(Recorded information begins)
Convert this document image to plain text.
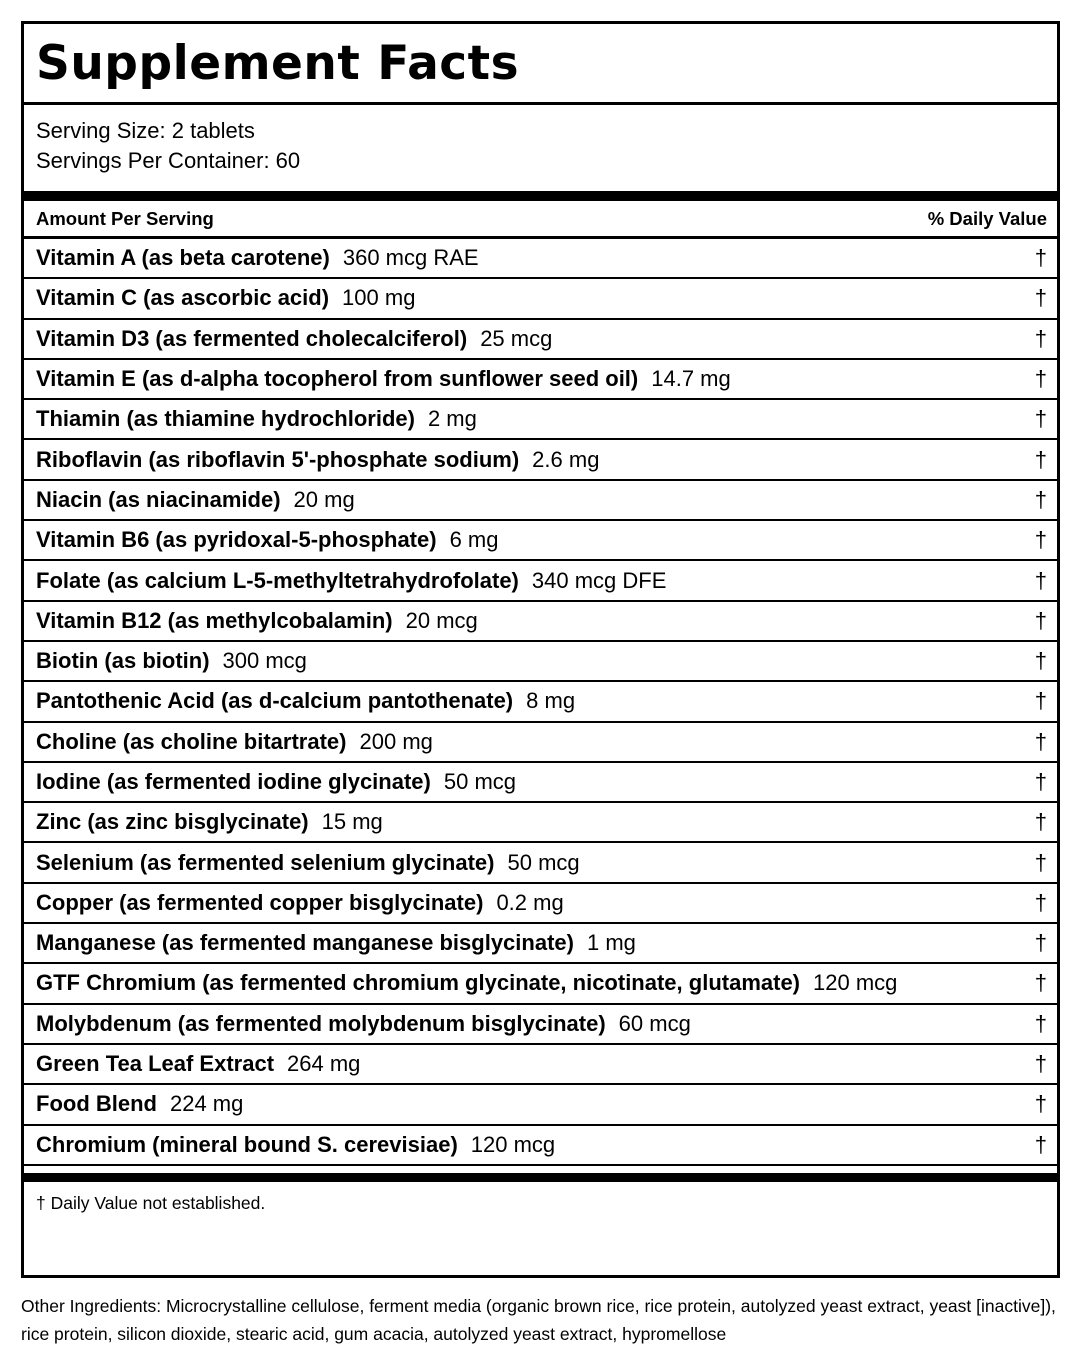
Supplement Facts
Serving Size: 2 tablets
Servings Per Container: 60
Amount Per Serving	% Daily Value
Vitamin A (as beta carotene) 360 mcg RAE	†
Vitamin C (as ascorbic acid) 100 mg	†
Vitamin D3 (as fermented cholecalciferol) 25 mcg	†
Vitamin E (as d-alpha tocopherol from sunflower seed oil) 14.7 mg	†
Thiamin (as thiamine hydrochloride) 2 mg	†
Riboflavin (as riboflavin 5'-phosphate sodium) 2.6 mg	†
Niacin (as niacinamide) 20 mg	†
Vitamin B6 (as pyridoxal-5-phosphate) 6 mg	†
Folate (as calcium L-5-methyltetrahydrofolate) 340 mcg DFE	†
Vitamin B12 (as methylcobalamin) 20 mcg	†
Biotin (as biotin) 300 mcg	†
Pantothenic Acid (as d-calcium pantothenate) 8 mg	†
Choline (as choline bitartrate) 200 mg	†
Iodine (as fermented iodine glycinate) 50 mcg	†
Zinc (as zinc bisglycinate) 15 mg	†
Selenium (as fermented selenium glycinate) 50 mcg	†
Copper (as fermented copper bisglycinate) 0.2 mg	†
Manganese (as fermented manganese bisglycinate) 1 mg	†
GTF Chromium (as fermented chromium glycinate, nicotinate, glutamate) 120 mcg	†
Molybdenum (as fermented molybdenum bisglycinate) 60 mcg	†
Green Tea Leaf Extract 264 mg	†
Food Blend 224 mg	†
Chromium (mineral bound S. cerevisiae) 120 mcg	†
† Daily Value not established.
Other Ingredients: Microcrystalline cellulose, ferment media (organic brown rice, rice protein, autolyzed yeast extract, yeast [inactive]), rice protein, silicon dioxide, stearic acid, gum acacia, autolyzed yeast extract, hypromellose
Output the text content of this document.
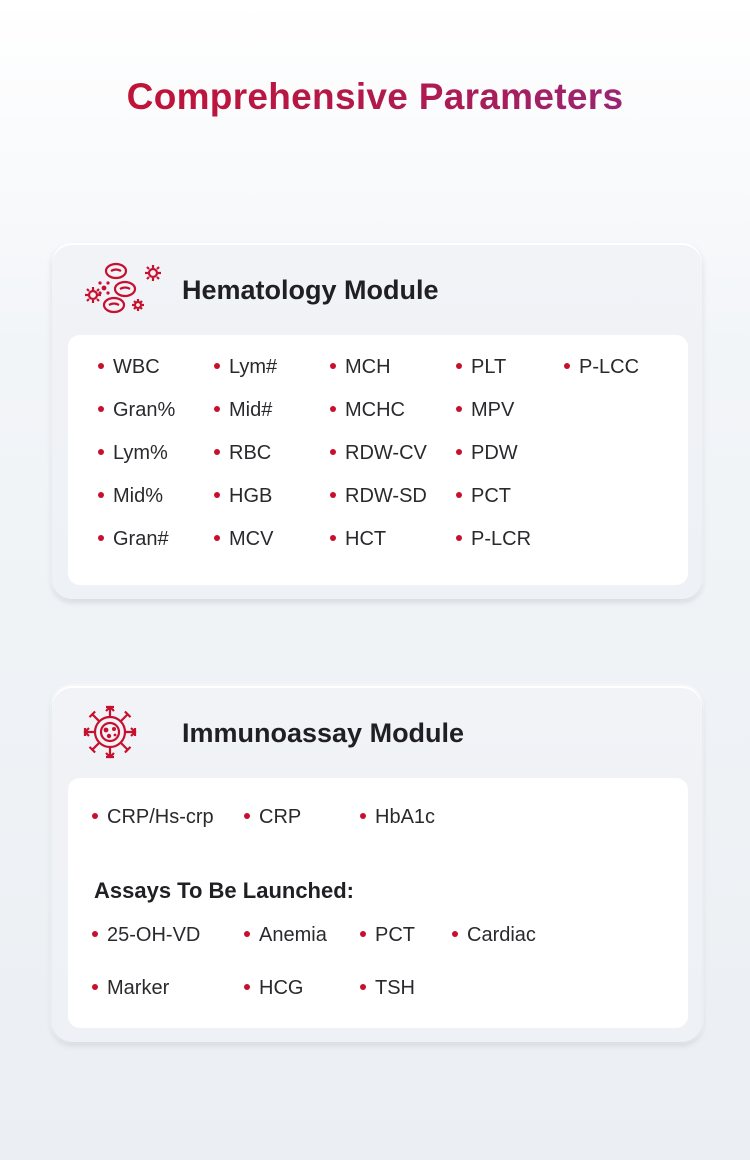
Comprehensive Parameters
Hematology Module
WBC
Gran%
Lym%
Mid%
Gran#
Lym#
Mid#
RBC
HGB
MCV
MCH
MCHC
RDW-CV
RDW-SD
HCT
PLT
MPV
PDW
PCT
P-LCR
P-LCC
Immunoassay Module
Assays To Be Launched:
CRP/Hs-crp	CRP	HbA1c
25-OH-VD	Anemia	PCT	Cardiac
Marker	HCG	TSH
(Recorded information ends)
▶ Task requirements:
From the records above, copy every line that holds the word "calcium".

▶ Task output:
Folate (as calcium L-5-methyltetrahydrofolate) 340 mcg DFE	†
Pantothenic Acid (as d-calcium pantothenate) 8 mg	†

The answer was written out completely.